Exercise instructions: Extract every line that includes the string "document".

─── Data lines ───

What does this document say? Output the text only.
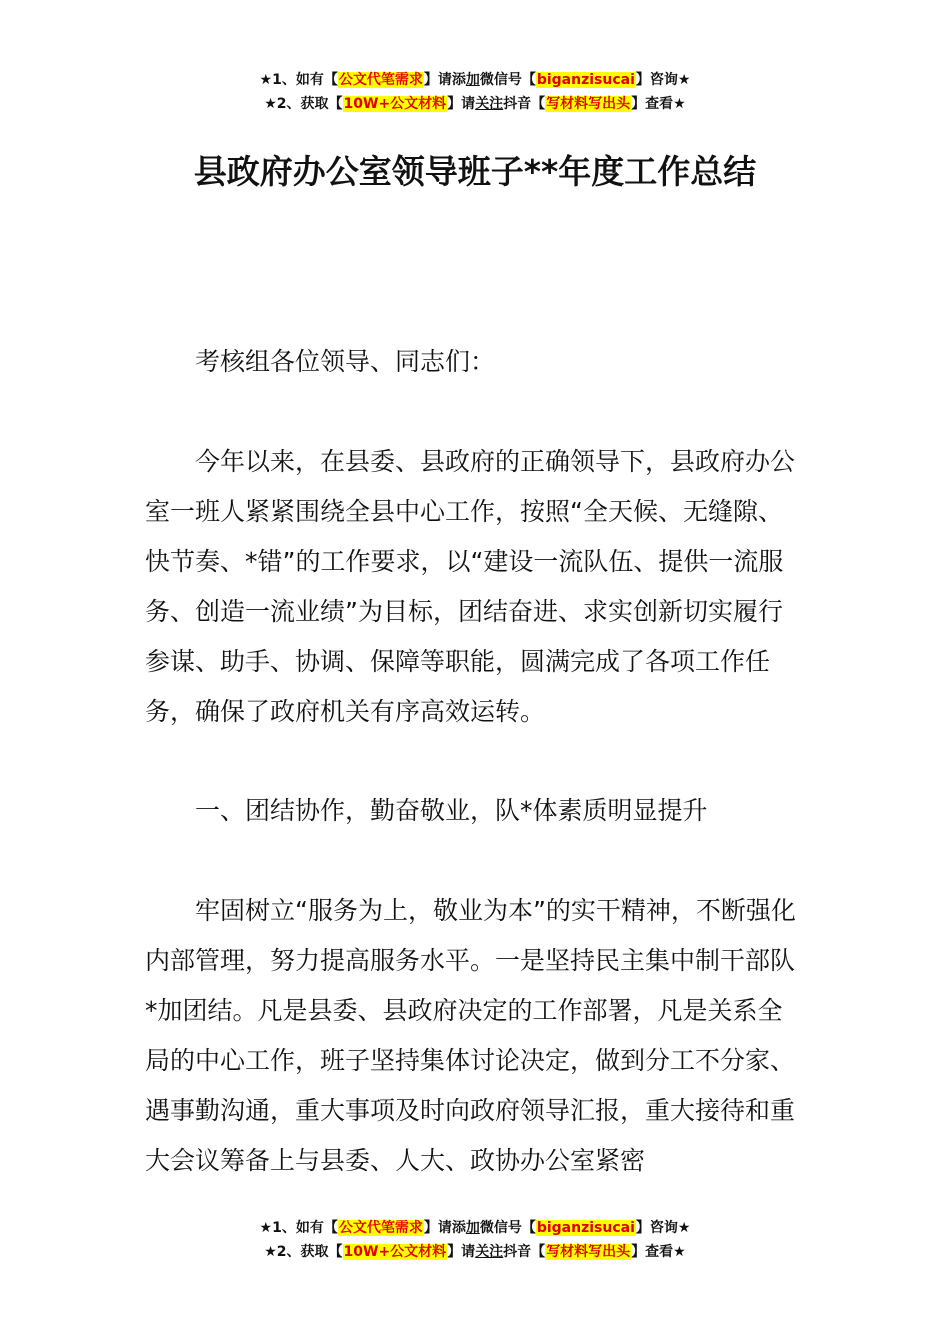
★1、如有【公文代笔需求】请添加微信号【biganzisucai】咨询★
★2、获取【10W+公文材料】请关注抖音【写材料写出头】查看★
县政府办公室领导班子**年度工作总结

考核组各位领导、同志们：

今年以来，在县委、县政府的正确领导下，县政府办公室一班人紧紧围绕全县中心工作，按照“全天候、无缝隙、快节奏、*错”的工作要求，以“建设一流队伍、提供一流服务、创造一流业绩”为目标，团结奋进、求实创新切实履行参谋、助手、协调、保障等职能，圆满完成了各项工作任务，确保了政府机关有序高效运转。

一、团结协作，勤奋敬业，队*体素质明显提升

牢固树立“服务为上，敬业为本”的实干精神，不断强化内部管理，努力提高服务水平。一是坚持民主集中制干部队*加团结。凡是县委、县政府决定的工作部署，凡是关系全局的中心工作，班子坚持集体讨论决定，做到分工不分家、遇事勤沟通，重大事项及时向政府领导汇报，重大接待和重大会议筹备上与县委、人大、政协办公室紧密

★1、如有【公文代笔需求】请添加微信号【biganzisucai】咨询★
★2、获取【10W+公文材料】请关注抖音【写材料写出头】查看★
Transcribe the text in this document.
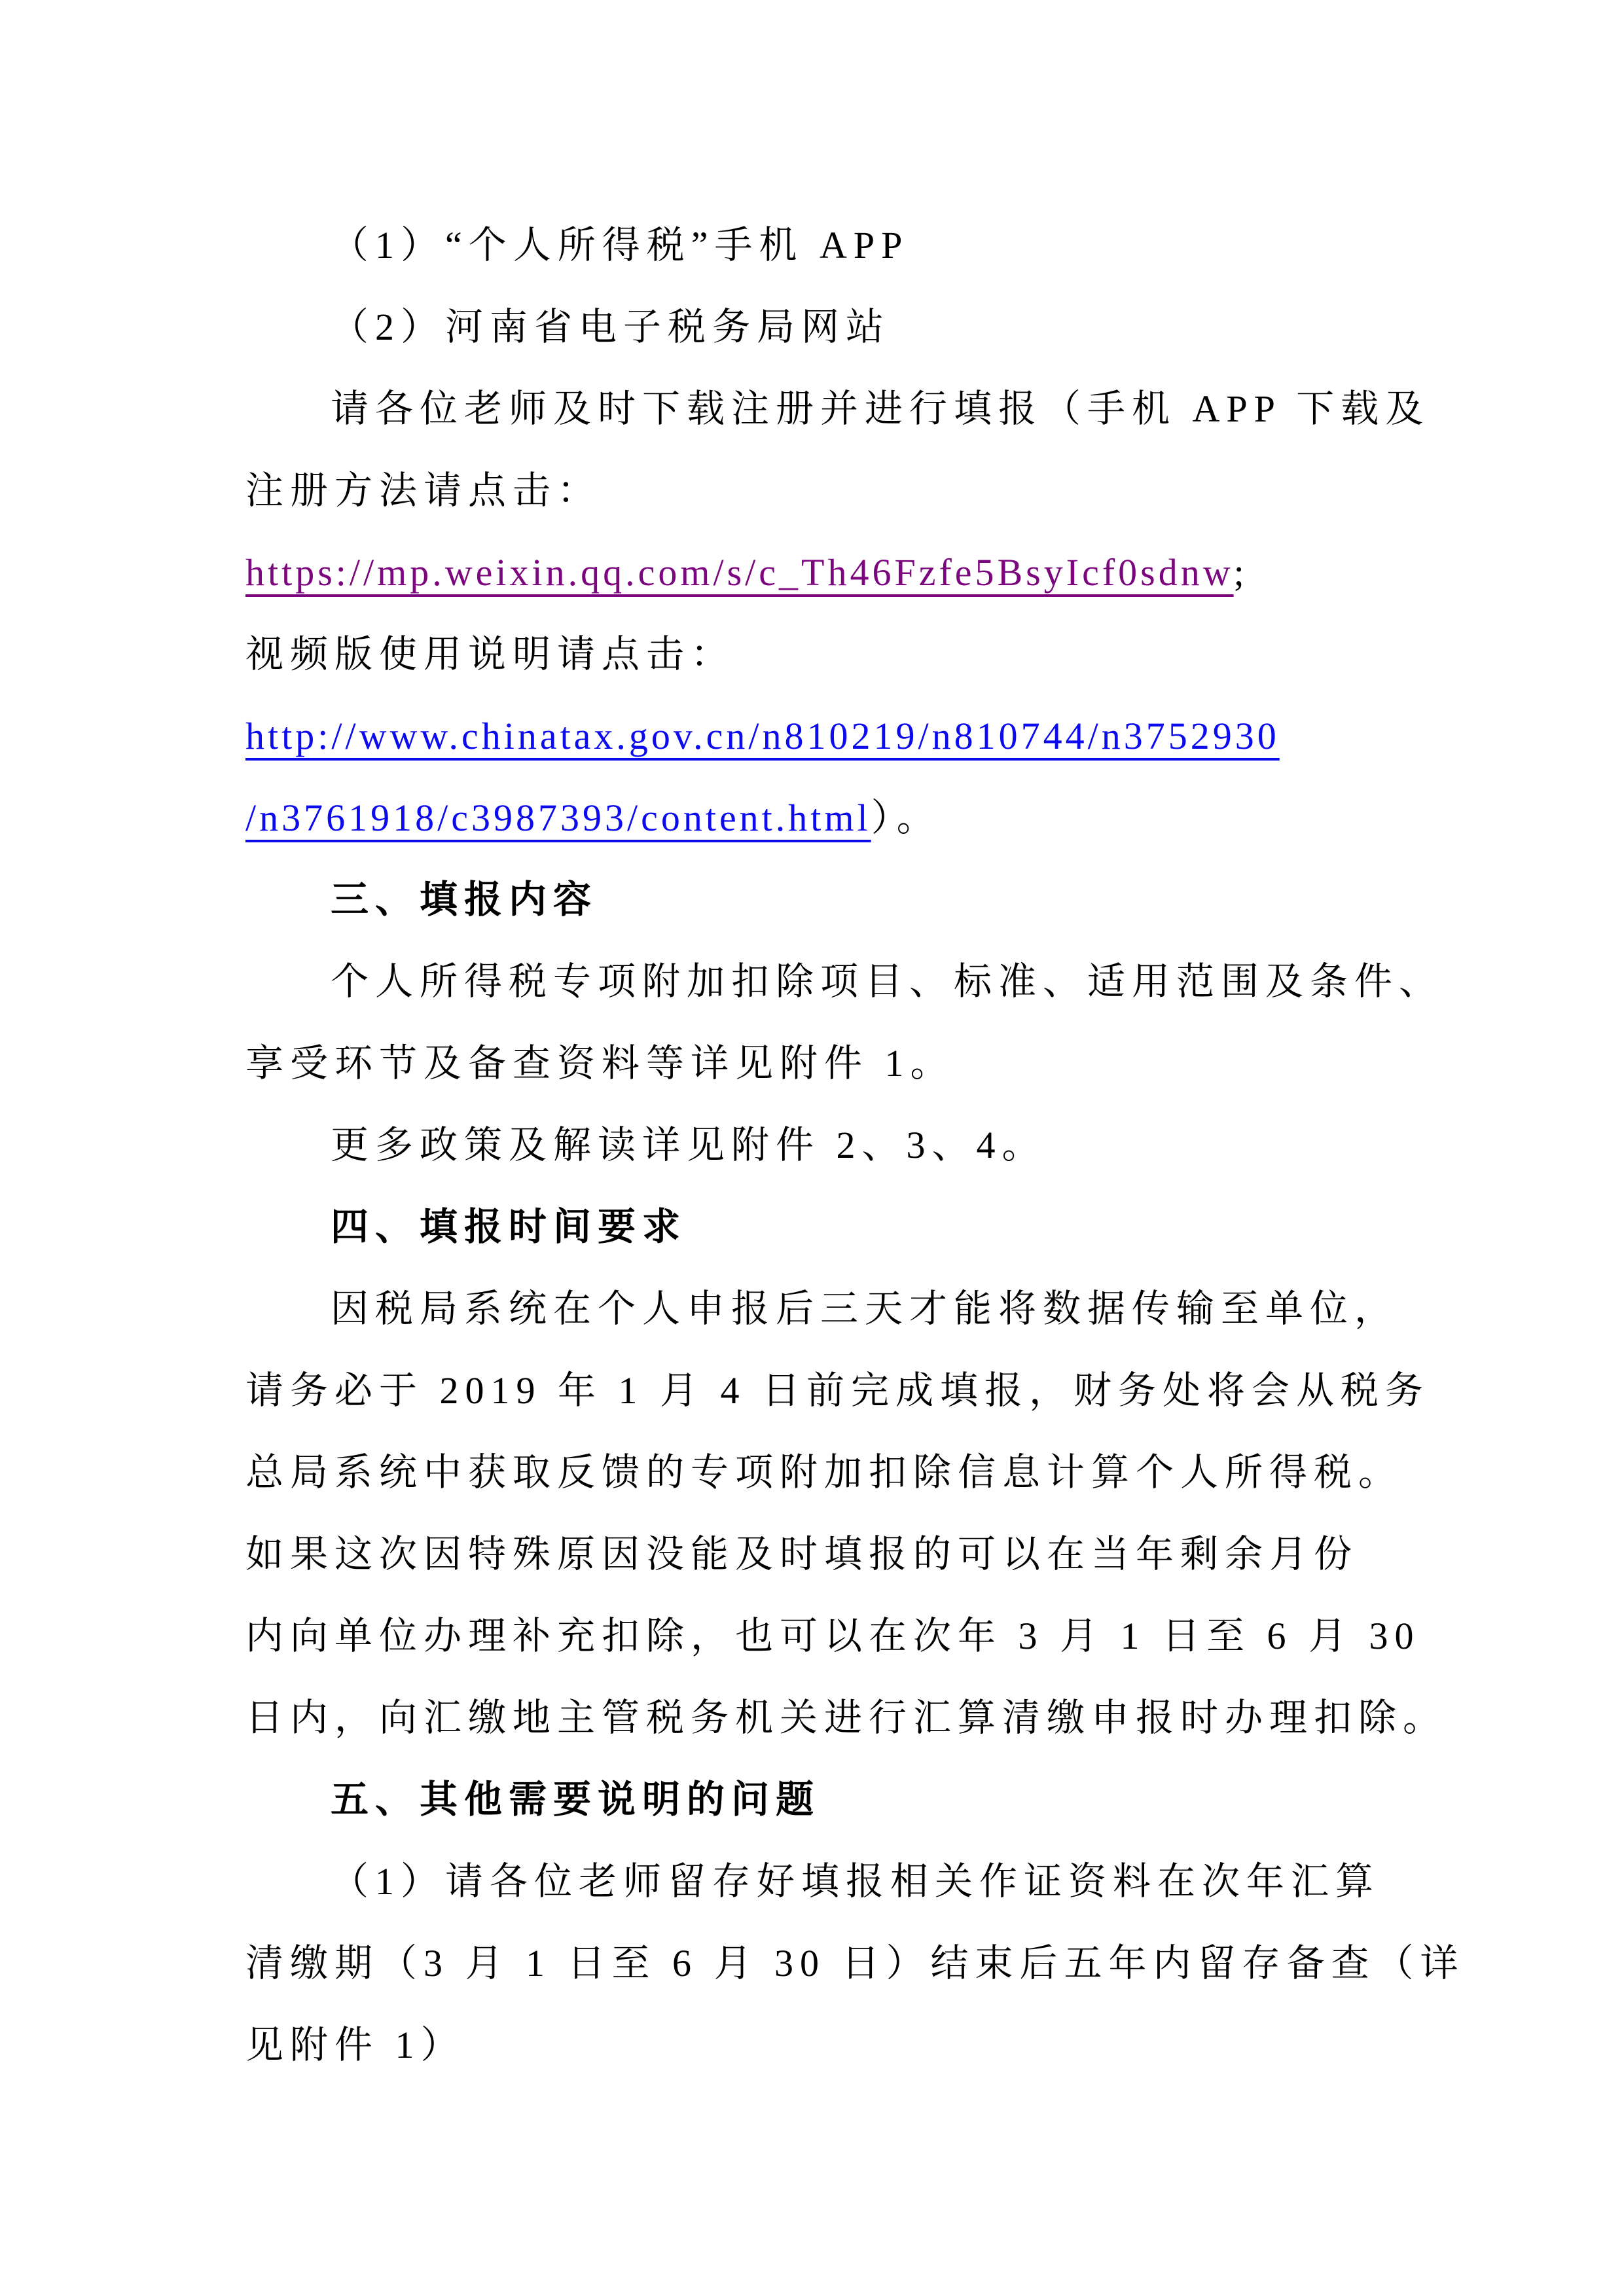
（1）“个人所得税”手机 APP
（2）河南省电子税务局网站
请各位老师及时下载注册并进行填报（手机 APP 下载及
注册方法请点击：
https://mp.weixin.qq.com/s/c_Th46Fzfe5BsyIcf0sdnw;
视频版使用说明请点击：
http://www.chinatax.gov.cn/n810219/n810744/n3752930
/n3761918/c3987393/content.html）。
三、填报内容
个人所得税专项附加扣除项目、标准、适用范围及条件、
享受环节及备查资料等详见附件 1。
更多政策及解读详见附件 2、3、4。
四、填报时间要求
因税局系统在个人申报后三天才能将数据传输至单位，
请务必于 2019 年 1 月 4 日前完成填报，财务处将会从税务
总局系统中获取反馈的专项附加扣除信息计算个人所得税。
如果这次因特殊原因没能及时填报的可以在当年剩余月份
内向单位办理补充扣除，也可以在次年 3 月 1 日至 6 月 30
日内，向汇缴地主管税务机关进行汇算清缴申报时办理扣除。
五、其他需要说明的问题
（1）请各位老师留存好填报相关作证资料在次年汇算
清缴期（3 月 1 日至 6 月 30 日）结束后五年内留存备查（详
见附件 1）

───

Result below:
What does this document say? Output the text only.
Transcribe the text in this document.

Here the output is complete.